• Dataset records:
▬▬▬▬▬▬▬▬▬▬
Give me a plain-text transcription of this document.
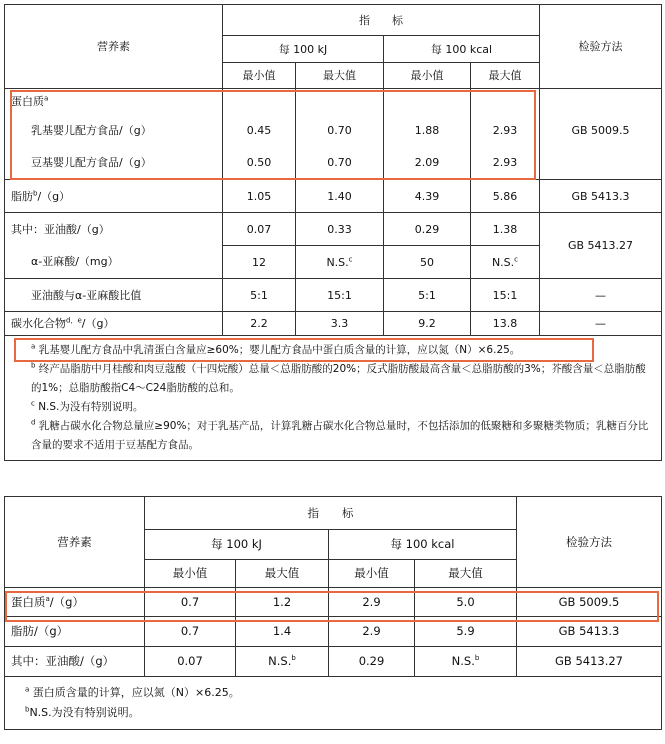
营养素	指　　标				检验方法
	每 100 kJ		每 100 kcal		
	最小值	最大值	最小值	最大值	
蛋白质$^a$					
乳基婴儿配方食品/（g）	0.45	0.70	1.88	2.93	GB 5009.5
豆基婴儿配方食品/（g）	0.50	0.70	2.09	2.93	
脂肪$^b$/（g）	1.05	1.40	4.39	5.86	GB 5413.3
其中：亚油酸/（g）	0.07	0.33	0.29	1.38	GB 5413.27
α-亚麻酸/（mg）	12	N.S.$^c$	50	N.S.$^c$
亚油酸与α-亚麻酸比值	5:1	15:1	5:1	15:1	—
碳水化合物$^{d,e}$/（g）	2.2	3.3	9.2	13.8	—

$^a$ 乳基婴儿配方食品中乳清蛋白含量应≥60%；婴儿配方食品中蛋白质含量的计算，应以氮（N）×6.25。
$^b$ 终产品脂肪中月桂酸和肉豆蔻酸（十四烷酸）总量＜总脂肪酸的20%；反式脂肪酸最高含量＜总脂肪酸的3%；芥酸含量＜总脂肪酸的1%；总脂肪酸指C4～C24脂肪酸的总和。
$^c$ N.S.为没有特别说明。
$^d$ 乳糖占碳水化合物总量应≥90%；对于乳基产品，计算乳糖占碳水化合物总量时，不包括添加的低聚糖和多聚糖类物质；乳糖百分比含量的要求不适用于豆基配方食品。					
营养素	指　　标				检验方法
	每 100 kJ		每 100 kcal		
	最小值	最大值	最小值	最大值	
蛋白质$^a$/（g）	0.7	1.2	2.9	5.0	GB 5009.5
脂肪/（g）	0.7	1.4	2.9	5.9	GB 5413.3
其中：亚油酸/（g）	0.07	N.S.$^b$	0.29	N.S.$^b$	GB 5413.27

$^a$ 蛋白质含量的计算，应以氮（N）×6.25。
$^b$N.S.为没有特别说明。					
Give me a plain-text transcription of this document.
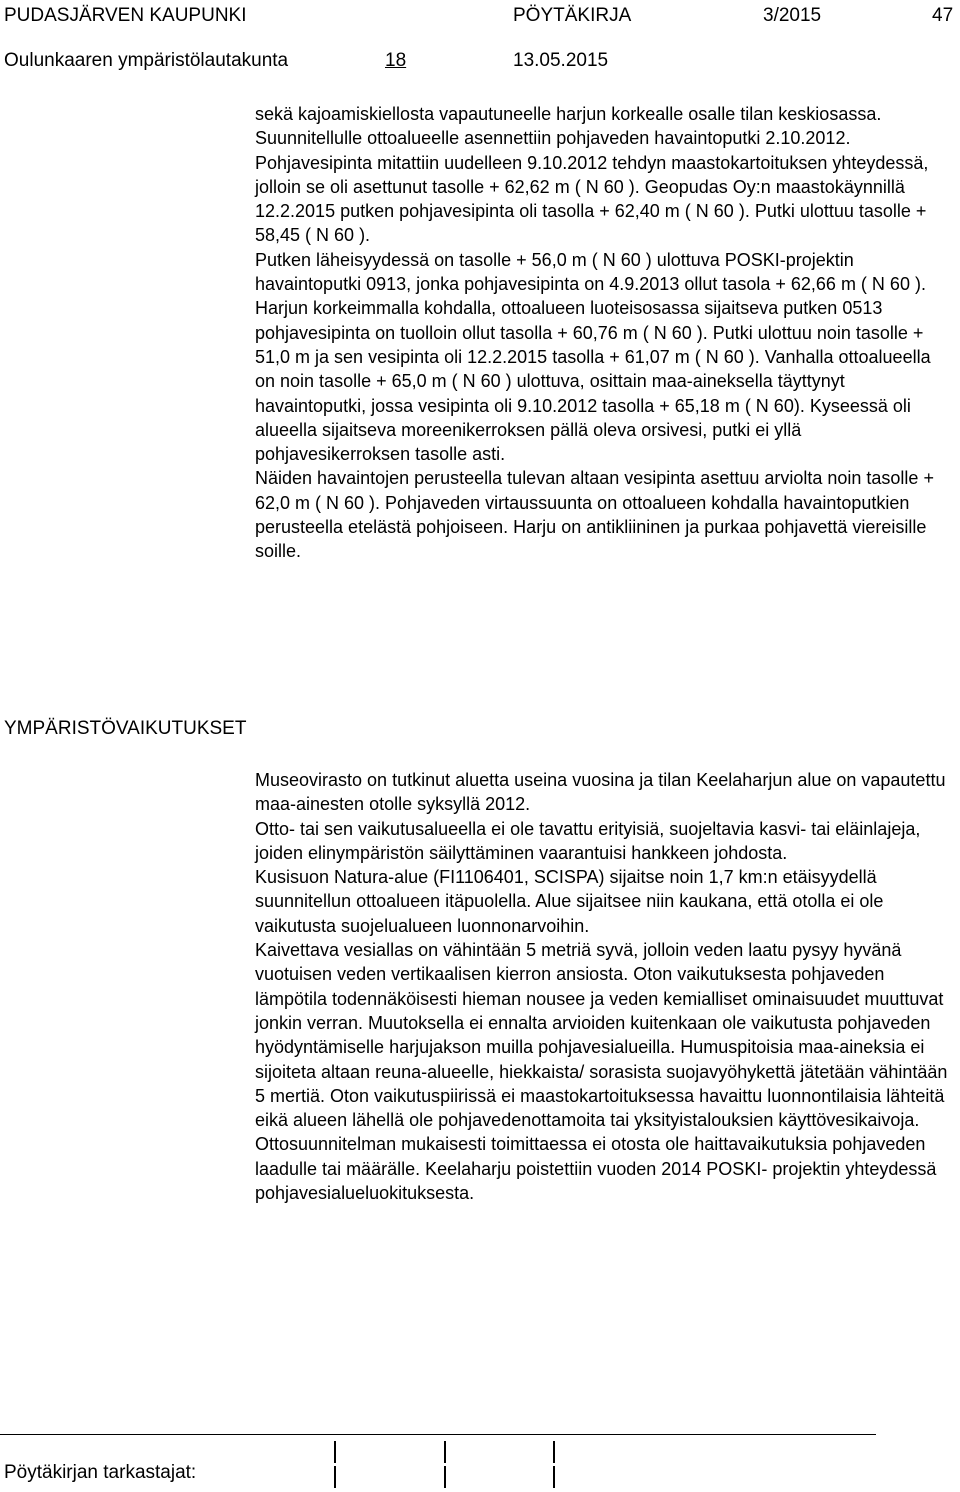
PUDASJÄRVEN KAUPUNKI	PÖYTÄKIRJA	3/2015	47
Oulunkaaren ympäristölautakunta	18	13.05.2015

sekä kajoamiskiellosta vapautuneelle harjun korkealle osalle tilan keskiosassa.

Suunnitellulle ottoalueelle asennettiin pohjaveden havaintoputki 2.10.2012. Pohjavesipinta mitattiin uudelleen 9.10.2012 tehdyn maastokartoituksen yhteydessä, jolloin se oli asettunut tasolle + 62,62 m ( N 60 ). Geopudas Oy:n maastokäynnillä 12.2.2015 putken pohjavesipinta oli tasolla + 62,40 m ( N 60 ). Putki ulottuu tasolle + 58,45 ( N 60 ).

Putken läheisyydessä on tasolle + 56,0 m ( N 60 ) ulottuva POSKI-projektin havaintoputki 0913, jonka pohjavesipinta on 4.9.2013 ollut tasola + 62,66 m ( N 60 ). Harjun korkeimmalla kohdalla, ottoalueen luoteisosassa sijaitseva putken 0513 pohjavesipinta on tuolloin ollut tasolla + 60,76 m ( N 60 ). Putki ulottuu noin tasolle + 51,0 m ja sen vesipinta oli 12.2.2015 tasolla + 61,07 m ( N 60 ). Vanhalla ottoalueella on noin tasolle + 65,0 m ( N 60 ) ulottuva, osittain maa-aineksella täyttynyt havaintoputki, jossa vesipinta oli 9.10.2012 tasolla + 65,18 m ( N 60). Kyseessä oli alueella sijaitseva moreenikerroksen pällä oleva orsivesi, putki ei yllä pohjavesikerroksen tasolle asti.

Näiden havaintojen perusteella tulevan altaan vesipinta asettuu arviolta noin tasolle + 62,0 m ( N 60 ). Pohjaveden virtaussuunta on ottoalueen kohdalla havaintoputkien perusteella etelästä pohjoiseen. Harju on antikliininen ja purkaa pohjavettä viereisille soille.

YMPÄRISTÖVAIKUTUKSET

Museovirasto on tutkinut aluetta useina vuosina ja tilan Keelaharjun alue on vapautettu maa-ainesten otolle syksyllä 2012.

Otto- tai sen vaikutusalueella ei ole tavattu erityisiä, suojeltavia kasvi- tai eläinlajeja, joiden elinympäristön säilyttäminen vaarantuisi hankkeen johdosta.

Kusisuon Natura-alue (FI1106401, SCISPA) sijaitse noin 1,7 km:n etäisyydellä suunnitellun ottoalueen itäpuolella. Alue sijaitsee niin kaukana, että otolla ei ole vaikutusta suojelualueen luonnonarvoihin.

Kaivettava vesiallas on vähintään 5 metriä syvä, jolloin veden laatu pysyy hyvänä vuotuisen veden vertikaalisen kierron ansiosta. Oton vaikutuksesta pohjaveden lämpötila todennäköisesti hieman nousee ja veden kemialliset ominaisuudet muuttuvat jonkin verran. Muutoksella ei ennalta arvioiden kuitenkaan ole vaikutusta pohjaveden hyödyntämiselle harjujakson muilla pohjavesialueilla. Humuspitoisia maa-aineksia ei sijoiteta altaan reuna-alueelle, hiekkaista/ sorasista suojavyöhykettä jätetään vähintään 5 mertiä. Oton vaikutuspiirissä ei maastokartoituksessa havaittu luonnontilaisia lähteitä eikä alueen lähellä ole pohjavedenottamoita tai yksityistalouksien käyttövesikaivoja. Ottosuunnitelman mukaisesti toimittaessa ei otosta ole haittavaikutuksia pohjaveden laadulle tai määrälle. Keelaharju poistettiin vuoden 2014 POSKI- projektin yhteydessä pohjavesialueluokituksesta.

Pöytäkirjan tarkastajat:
▬▬▬▬▬▬▬▬▬▬
• Work instructions:
Copy every line of the entries above in which "putken" occurs.

• Answer to this exercise:
Suunnitellulle ottoalueelle asennettiin pohjaveden havaintoputki 2.10.2012. Pohjavesipinta mitattiin uudelleen 9.10.2012 tehdyn maastokartoituksen yhteydessä, jolloin se oli asettunut tasolle + 62,62 m ( N 60 ). Geopudas Oy:n maastokäynnillä 12.2.2015 putken pohjavesipinta oli tasolla + 62,40 m ( N 60 ). Putki ulottuu tasolle + 58,45 ( N 60 ).
Putken läheisyydessä on tasolle + 56,0 m ( N 60 ) ulottuva POSKI-projektin havaintoputki 0913, jonka pohjavesipinta on 4.9.2013 ollut tasola + 62,66 m ( N 60 ). Harjun korkeimmalla kohdalla, ottoalueen luoteisosassa sijaitseva putken 0513 pohjavesipinta on tuolloin ollut tasolla + 60,76 m ( N 60 ). Putki ulottuu noin tasolle + 51,0 m ja sen vesipinta oli 12.2.2015 tasolla + 61,07 m ( N 60 ). Vanhalla ottoalueella on noin tasolle + 65,0 m ( N 60 ) ulottuva, osittain maa-aineksella täyttynyt havaintoputki, jossa vesipinta oli 9.10.2012 tasolla + 65,18 m ( N 60). Kyseessä oli alueella sijaitseva moreenikerroksen pällä oleva orsivesi, putki ei yllä pohjavesikerroksen tasolle asti.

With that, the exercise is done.